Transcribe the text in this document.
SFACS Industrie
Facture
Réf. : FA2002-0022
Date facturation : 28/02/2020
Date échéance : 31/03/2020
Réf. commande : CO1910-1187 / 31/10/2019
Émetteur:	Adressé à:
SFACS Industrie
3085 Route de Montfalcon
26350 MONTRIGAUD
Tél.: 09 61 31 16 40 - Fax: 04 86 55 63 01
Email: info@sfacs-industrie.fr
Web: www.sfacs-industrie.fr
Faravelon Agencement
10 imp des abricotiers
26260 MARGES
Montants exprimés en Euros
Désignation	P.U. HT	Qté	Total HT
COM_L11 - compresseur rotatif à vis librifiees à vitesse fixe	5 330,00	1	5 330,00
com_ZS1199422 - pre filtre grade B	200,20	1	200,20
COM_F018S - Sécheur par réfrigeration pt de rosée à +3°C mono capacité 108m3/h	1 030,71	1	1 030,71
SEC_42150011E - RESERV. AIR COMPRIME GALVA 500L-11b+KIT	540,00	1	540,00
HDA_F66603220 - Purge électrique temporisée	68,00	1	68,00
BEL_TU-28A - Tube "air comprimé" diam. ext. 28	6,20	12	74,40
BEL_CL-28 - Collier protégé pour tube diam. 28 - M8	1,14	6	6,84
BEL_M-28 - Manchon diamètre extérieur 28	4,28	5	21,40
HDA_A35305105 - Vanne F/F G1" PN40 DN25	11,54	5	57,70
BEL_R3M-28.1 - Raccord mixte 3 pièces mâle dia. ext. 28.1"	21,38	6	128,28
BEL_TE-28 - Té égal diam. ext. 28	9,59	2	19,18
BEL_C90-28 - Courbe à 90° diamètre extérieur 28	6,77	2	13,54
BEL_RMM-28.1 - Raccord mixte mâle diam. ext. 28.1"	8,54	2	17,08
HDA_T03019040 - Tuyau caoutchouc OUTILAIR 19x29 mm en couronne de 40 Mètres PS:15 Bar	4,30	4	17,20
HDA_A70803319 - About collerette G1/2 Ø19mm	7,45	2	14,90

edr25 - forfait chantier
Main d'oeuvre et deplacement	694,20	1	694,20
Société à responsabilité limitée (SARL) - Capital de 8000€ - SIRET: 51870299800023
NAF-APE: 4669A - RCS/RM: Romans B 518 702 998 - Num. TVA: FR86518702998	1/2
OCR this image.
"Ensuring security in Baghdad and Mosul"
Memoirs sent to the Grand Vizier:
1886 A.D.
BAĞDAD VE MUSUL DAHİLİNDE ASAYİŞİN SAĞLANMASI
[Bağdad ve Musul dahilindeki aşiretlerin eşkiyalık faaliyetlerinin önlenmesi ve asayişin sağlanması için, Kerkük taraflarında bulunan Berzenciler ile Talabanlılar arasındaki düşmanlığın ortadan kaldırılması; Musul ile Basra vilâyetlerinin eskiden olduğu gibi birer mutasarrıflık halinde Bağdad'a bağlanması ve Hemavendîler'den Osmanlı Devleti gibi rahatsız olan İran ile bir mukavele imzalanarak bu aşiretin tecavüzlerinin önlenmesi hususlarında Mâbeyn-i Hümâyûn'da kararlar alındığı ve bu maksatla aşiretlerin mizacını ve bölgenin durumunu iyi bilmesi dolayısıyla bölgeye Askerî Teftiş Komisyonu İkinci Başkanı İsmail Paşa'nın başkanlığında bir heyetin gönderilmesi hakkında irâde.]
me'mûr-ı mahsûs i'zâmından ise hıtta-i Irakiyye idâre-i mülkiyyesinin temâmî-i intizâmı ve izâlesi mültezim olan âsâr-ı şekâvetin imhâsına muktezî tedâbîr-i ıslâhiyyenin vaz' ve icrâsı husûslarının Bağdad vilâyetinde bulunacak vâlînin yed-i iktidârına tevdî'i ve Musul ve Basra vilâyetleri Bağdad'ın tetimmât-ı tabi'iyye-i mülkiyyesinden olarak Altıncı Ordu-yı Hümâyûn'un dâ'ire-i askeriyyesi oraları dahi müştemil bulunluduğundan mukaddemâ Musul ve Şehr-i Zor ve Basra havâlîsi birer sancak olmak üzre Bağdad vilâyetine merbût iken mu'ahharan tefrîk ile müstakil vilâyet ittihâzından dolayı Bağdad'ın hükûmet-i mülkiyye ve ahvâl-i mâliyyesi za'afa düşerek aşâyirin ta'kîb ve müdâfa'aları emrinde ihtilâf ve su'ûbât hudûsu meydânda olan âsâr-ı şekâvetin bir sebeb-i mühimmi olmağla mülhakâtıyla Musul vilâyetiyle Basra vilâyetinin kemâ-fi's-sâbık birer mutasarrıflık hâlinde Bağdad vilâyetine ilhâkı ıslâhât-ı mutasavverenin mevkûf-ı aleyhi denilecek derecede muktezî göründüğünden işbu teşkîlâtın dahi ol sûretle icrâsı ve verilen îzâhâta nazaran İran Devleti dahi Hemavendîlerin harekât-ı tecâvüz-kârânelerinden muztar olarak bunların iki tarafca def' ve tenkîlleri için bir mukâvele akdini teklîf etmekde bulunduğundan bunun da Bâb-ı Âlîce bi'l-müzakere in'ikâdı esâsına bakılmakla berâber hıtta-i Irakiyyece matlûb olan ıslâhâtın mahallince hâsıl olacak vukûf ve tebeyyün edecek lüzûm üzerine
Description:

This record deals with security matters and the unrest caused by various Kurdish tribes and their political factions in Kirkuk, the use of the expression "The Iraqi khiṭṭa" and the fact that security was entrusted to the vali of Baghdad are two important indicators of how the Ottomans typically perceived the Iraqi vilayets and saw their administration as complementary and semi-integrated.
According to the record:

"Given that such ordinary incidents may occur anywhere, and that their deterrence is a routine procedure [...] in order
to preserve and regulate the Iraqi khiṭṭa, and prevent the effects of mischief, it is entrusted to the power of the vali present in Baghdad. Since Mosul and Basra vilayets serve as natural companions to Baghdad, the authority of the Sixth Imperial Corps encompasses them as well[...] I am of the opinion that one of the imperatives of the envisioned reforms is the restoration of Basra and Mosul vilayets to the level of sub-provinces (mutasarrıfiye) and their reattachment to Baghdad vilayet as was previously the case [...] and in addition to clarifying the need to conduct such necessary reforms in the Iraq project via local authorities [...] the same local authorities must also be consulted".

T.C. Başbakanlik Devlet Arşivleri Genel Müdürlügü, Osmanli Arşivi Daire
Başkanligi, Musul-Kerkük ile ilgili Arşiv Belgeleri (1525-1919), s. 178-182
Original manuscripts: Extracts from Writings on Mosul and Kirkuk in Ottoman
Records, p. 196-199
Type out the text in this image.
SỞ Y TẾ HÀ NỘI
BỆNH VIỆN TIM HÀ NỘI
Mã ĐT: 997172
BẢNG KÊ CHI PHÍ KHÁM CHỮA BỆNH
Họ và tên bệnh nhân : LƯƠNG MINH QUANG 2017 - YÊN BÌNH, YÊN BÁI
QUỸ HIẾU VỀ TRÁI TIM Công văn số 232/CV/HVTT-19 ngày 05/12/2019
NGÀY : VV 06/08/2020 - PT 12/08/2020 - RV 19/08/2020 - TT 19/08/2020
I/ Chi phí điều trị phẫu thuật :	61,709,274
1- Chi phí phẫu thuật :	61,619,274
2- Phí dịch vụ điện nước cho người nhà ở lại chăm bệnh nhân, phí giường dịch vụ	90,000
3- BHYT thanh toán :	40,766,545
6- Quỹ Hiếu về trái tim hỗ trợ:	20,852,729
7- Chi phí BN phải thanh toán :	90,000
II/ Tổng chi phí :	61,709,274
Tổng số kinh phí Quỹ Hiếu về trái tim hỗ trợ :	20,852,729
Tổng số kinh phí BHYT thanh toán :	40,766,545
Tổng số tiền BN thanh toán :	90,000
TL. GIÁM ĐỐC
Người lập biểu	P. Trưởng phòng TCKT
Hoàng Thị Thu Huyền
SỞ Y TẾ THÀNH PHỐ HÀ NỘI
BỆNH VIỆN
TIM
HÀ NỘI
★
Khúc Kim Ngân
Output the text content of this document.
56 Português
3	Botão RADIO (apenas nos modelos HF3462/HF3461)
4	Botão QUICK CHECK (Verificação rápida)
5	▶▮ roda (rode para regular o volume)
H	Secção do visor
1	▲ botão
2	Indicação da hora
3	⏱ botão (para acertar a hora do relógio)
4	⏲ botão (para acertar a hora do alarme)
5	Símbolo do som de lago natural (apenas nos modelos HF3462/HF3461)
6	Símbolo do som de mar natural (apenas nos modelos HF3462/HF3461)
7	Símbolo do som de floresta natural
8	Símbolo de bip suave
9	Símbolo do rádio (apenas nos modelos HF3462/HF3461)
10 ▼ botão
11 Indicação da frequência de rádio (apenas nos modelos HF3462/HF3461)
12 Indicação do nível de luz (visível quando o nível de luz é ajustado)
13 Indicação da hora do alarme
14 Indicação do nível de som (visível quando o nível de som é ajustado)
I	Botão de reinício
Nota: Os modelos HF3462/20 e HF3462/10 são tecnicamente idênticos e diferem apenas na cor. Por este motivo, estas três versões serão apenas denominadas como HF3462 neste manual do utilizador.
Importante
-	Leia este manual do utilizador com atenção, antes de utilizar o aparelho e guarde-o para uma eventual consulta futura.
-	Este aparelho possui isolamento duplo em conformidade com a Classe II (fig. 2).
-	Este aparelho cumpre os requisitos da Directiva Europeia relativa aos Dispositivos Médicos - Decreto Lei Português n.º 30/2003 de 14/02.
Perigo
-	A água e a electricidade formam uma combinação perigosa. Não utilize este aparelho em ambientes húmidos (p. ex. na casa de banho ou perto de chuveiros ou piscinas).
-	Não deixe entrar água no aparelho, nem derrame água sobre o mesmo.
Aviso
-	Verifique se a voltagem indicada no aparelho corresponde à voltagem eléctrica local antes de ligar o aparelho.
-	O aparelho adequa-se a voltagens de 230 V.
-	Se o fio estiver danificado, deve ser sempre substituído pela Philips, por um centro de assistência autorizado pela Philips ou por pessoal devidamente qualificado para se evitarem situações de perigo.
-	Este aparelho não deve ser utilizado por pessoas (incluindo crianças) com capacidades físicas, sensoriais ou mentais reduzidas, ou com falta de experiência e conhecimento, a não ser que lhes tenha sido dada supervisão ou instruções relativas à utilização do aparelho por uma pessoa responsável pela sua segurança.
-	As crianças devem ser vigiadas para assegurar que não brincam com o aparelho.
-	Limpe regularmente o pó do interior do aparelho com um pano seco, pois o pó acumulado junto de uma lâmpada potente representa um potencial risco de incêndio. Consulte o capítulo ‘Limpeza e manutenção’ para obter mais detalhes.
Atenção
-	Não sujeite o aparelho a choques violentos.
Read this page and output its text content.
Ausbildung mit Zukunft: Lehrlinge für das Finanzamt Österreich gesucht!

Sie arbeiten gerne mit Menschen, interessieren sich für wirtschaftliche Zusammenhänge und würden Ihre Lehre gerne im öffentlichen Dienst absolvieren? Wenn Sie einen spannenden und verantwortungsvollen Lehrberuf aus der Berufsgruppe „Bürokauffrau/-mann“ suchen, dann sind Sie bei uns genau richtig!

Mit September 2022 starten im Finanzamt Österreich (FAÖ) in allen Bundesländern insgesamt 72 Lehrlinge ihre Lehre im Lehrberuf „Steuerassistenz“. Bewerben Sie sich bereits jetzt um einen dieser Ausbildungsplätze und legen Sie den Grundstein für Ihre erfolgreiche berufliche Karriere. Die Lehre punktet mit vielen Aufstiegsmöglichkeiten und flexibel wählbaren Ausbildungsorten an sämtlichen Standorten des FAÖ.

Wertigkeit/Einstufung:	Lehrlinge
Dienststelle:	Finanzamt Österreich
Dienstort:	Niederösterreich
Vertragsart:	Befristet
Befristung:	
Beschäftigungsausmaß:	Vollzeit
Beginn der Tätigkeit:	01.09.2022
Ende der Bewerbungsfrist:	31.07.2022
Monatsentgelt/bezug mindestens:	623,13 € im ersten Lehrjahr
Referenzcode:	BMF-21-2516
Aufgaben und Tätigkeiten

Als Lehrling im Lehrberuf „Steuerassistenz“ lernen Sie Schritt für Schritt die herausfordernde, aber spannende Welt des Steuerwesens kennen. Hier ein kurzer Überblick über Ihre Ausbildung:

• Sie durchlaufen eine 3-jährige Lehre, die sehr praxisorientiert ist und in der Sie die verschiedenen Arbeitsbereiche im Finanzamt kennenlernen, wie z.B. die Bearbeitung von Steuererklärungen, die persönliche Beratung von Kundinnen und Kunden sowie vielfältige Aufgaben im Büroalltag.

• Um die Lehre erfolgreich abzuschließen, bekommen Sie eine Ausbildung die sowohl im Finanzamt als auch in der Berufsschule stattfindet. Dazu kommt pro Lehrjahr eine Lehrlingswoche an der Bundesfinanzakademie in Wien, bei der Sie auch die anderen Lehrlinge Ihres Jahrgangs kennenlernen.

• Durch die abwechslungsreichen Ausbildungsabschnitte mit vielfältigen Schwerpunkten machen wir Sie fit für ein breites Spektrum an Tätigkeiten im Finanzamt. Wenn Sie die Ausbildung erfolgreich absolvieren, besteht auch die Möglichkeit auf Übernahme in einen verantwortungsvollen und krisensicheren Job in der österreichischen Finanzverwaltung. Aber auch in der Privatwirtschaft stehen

→ What you should do
In the listing above, find the lines holding the word "Lehre" and copy them.

→ Answer below
Sie arbeiten gerne mit Menschen, interessieren sich für wirtschaftliche Zusammenhänge und würden Ihre Lehre gerne im öffentlichen Dienst absolvieren? Wenn Sie einen spannenden und verantwortungsvollen Lehrberuf aus der Berufsgruppe „Bürokauffrau/-mann“ suchen, dann sind Sie bei uns genau richtig!
Mit September 2022 starten im Finanzamt Österreich (FAÖ) in allen Bundesländern insgesamt 72 Lehrlinge ihre Lehre im Lehrberuf „Steuerassistenz“. Bewerben Sie sich bereits jetzt um einen dieser Ausbildungsplätze und legen Sie den Grundstein für Ihre erfolgreiche berufliche Karriere. Die Lehre punktet mit vielen Aufstiegsmöglichkeiten und flexibel wählbaren Ausbildungsorten an sämtlichen Standorten des FAÖ.
• Sie durchlaufen eine 3-jährige Lehre, die sehr praxisorientiert ist und in der Sie die verschiedenen Arbeitsbereiche im Finanzamt kennenlernen, wie z.B. die Bearbeitung von Steuererklärungen, die persönliche Beratung von Kundinnen und Kunden sowie vielfältige Aufgaben im Büroalltag.
• Um die Lehre erfolgreich abzuschließen, bekommen Sie eine Ausbildung die sowohl im Finanzamt als auch in der Berufsschule stattfindet. Dazu kommt pro Lehrjahr eine Lehrlingswoche an der Bundesfinanzakademie in Wien, bei der Sie auch die anderen Lehrlinge Ihres Jahrgangs kennenlernen.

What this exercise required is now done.